## What the task requires
Review the material line by line. Identify and copy every line that contains the string "height".

===============

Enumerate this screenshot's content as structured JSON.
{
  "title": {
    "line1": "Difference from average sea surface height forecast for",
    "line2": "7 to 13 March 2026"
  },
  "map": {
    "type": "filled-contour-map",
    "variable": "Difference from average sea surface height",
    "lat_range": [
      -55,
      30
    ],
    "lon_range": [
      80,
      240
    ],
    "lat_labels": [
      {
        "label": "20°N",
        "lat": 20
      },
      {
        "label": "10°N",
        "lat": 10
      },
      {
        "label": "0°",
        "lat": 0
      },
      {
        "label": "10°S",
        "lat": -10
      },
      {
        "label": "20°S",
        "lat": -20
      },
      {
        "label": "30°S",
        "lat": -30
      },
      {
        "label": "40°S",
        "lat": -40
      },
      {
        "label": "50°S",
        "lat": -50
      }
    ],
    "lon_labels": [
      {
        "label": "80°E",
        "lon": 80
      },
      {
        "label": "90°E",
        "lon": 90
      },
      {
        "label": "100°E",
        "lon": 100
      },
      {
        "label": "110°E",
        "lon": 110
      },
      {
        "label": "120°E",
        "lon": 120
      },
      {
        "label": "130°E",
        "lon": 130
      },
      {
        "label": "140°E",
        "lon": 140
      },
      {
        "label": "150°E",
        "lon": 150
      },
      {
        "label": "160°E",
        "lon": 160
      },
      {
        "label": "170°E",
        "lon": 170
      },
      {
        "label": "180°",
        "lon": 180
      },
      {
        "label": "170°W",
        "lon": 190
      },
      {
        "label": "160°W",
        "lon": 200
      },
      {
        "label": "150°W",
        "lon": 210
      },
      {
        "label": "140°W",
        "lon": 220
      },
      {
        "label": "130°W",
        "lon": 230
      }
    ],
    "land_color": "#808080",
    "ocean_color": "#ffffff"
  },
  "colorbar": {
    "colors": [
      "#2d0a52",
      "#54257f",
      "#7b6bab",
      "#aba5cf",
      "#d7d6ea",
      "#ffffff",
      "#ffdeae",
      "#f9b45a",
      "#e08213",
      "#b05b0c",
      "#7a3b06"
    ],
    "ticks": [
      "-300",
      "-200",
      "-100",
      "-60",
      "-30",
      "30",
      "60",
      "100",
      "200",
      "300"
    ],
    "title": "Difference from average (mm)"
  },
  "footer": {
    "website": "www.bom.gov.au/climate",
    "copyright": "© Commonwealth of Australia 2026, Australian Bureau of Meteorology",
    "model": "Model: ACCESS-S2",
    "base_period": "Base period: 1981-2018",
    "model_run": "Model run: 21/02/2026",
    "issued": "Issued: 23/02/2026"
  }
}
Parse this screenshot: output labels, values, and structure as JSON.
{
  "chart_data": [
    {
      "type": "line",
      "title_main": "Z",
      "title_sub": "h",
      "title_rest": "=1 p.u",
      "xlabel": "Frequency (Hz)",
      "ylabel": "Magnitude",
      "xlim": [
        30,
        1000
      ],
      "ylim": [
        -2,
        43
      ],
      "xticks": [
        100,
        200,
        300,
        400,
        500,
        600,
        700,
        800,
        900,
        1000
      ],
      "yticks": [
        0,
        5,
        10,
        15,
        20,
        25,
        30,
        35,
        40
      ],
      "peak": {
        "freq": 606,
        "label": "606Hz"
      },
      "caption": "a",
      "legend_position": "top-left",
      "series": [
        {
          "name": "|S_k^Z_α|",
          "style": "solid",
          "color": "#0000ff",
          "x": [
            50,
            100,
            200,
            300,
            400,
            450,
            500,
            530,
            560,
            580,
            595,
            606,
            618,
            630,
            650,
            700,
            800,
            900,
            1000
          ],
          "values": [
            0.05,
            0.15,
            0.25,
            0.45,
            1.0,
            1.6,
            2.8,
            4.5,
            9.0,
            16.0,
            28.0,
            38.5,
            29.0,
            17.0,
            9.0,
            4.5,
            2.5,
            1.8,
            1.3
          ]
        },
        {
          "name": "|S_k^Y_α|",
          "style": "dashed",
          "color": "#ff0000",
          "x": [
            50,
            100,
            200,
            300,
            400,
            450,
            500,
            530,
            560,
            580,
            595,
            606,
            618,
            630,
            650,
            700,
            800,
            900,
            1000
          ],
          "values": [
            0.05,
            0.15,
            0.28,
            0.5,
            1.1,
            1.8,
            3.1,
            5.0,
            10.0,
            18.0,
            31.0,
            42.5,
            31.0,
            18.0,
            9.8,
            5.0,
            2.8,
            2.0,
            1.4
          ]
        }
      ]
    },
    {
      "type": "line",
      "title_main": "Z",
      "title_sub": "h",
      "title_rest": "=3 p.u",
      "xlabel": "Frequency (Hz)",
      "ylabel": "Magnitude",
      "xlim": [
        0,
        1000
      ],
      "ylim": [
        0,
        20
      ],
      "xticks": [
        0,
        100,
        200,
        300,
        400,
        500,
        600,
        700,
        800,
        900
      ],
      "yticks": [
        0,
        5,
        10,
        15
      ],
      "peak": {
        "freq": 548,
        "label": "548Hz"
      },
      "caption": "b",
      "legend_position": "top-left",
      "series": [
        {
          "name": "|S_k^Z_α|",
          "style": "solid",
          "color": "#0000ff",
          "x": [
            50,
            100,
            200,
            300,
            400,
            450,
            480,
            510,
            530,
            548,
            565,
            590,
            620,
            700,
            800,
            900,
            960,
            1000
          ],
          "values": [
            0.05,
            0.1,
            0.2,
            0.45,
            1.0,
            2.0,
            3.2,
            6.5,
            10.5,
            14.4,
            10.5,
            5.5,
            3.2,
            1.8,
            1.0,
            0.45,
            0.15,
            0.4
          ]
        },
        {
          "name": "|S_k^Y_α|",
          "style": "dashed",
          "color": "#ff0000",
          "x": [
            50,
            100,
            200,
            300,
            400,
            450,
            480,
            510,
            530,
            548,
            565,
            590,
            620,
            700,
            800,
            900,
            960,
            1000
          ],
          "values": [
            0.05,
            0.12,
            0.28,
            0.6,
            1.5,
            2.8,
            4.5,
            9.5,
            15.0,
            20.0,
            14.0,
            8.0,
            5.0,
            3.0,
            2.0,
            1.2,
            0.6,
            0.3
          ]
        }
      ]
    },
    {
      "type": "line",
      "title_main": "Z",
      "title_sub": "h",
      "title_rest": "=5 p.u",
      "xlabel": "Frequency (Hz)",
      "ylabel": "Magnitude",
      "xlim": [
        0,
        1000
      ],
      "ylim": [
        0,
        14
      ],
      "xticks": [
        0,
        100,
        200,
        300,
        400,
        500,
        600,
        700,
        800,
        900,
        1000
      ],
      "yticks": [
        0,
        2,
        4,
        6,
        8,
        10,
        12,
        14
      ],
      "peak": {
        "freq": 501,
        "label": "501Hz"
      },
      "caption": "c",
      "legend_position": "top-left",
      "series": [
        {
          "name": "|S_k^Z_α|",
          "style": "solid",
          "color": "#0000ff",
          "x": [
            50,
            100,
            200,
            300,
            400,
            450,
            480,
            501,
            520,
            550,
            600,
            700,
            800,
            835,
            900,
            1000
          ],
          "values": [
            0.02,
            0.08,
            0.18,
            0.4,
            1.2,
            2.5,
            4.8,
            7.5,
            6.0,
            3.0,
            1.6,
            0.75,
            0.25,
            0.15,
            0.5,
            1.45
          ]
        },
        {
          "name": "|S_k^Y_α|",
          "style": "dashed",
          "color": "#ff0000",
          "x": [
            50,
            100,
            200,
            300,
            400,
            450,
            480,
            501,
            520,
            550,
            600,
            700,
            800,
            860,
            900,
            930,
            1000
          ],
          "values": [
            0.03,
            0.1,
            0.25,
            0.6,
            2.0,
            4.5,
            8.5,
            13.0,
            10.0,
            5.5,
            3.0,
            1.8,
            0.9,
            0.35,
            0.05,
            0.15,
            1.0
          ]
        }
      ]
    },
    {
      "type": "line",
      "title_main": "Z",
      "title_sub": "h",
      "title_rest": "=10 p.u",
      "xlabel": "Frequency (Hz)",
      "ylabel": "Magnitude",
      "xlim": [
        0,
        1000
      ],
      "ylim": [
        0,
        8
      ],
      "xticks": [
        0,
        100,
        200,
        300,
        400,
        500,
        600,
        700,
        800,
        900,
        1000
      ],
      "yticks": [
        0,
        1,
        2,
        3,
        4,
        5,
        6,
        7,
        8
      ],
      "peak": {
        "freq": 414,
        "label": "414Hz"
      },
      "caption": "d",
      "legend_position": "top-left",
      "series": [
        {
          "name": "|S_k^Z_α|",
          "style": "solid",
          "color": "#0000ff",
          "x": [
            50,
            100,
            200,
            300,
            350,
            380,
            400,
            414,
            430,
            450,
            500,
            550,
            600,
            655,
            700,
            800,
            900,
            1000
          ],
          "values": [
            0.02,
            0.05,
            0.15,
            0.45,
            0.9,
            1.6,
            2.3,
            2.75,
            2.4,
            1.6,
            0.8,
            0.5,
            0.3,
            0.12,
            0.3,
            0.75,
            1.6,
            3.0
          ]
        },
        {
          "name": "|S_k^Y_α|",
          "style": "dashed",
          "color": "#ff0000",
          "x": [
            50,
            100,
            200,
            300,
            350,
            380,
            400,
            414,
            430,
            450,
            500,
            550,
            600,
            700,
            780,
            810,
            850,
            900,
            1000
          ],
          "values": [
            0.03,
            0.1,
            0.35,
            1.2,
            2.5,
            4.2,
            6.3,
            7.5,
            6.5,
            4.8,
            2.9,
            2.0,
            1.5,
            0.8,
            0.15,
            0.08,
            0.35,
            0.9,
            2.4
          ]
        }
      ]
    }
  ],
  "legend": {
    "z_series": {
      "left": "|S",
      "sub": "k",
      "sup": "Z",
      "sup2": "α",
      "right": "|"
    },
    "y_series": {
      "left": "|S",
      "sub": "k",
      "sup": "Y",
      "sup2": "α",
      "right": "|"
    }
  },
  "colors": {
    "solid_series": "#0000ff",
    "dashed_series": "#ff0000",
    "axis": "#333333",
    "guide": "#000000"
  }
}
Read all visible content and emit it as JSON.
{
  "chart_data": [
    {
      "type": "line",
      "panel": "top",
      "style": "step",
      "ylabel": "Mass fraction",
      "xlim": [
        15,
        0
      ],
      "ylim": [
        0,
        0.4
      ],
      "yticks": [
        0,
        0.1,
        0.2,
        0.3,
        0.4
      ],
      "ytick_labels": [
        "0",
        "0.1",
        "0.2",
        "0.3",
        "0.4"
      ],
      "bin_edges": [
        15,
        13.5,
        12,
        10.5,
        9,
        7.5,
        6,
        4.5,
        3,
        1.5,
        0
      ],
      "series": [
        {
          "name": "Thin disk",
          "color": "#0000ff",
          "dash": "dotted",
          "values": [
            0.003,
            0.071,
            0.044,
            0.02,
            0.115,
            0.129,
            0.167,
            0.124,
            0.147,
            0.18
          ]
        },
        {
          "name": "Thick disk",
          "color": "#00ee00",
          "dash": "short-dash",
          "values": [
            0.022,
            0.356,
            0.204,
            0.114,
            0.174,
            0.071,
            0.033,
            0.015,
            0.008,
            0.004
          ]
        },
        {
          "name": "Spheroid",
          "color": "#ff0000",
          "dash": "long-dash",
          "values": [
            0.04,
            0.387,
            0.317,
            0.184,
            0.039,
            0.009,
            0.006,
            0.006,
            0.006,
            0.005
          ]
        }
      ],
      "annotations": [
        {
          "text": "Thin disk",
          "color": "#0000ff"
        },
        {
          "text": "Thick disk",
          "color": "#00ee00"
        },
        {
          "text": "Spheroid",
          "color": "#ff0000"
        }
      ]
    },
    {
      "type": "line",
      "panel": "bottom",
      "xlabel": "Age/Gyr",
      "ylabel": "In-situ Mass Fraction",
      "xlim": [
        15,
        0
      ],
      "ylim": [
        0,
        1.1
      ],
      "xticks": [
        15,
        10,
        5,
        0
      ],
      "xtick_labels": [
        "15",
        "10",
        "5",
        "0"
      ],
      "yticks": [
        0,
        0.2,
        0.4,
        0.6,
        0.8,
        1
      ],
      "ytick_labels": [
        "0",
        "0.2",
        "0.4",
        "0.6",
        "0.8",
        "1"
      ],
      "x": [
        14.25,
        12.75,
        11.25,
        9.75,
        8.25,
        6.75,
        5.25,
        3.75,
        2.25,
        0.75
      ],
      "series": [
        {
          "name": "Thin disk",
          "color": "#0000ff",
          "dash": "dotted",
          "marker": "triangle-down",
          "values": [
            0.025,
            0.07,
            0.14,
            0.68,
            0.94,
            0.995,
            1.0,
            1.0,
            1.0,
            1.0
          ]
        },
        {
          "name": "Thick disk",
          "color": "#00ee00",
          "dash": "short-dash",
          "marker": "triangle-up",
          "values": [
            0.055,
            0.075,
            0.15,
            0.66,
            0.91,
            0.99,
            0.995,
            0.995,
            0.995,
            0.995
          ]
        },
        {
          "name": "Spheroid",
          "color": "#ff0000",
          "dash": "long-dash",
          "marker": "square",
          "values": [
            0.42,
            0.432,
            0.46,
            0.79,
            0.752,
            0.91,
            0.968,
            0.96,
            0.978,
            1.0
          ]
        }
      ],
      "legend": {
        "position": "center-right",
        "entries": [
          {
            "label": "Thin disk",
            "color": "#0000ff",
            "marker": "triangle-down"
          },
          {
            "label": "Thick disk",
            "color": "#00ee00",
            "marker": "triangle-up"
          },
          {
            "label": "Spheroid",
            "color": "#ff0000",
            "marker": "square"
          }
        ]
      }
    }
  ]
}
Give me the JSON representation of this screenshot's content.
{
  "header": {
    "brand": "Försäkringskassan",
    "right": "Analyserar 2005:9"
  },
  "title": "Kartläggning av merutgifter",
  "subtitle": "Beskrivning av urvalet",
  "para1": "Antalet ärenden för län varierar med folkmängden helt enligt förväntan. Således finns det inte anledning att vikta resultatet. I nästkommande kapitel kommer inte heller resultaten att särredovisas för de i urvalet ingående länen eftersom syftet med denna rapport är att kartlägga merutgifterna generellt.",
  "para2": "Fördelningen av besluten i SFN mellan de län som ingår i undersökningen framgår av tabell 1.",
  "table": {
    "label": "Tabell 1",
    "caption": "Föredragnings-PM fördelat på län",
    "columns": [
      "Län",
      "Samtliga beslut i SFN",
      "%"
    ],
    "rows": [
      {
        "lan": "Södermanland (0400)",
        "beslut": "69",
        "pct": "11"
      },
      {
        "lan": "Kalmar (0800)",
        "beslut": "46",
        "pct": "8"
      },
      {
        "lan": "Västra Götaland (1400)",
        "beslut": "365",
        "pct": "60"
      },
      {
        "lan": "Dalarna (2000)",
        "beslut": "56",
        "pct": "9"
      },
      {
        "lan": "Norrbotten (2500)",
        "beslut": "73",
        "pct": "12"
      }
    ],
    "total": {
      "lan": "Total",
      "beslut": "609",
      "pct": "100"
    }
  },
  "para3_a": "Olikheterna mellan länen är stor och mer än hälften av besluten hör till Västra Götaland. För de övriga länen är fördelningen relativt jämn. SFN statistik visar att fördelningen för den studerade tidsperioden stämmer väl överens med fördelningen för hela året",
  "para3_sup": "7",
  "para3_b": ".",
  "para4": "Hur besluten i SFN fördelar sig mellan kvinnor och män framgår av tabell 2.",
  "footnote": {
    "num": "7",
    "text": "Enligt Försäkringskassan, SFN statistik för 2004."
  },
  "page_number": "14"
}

===============

## The solution
    "line1": "Difference from average sea surface height forecast for",
    "variable": "Difference from average sea surface height",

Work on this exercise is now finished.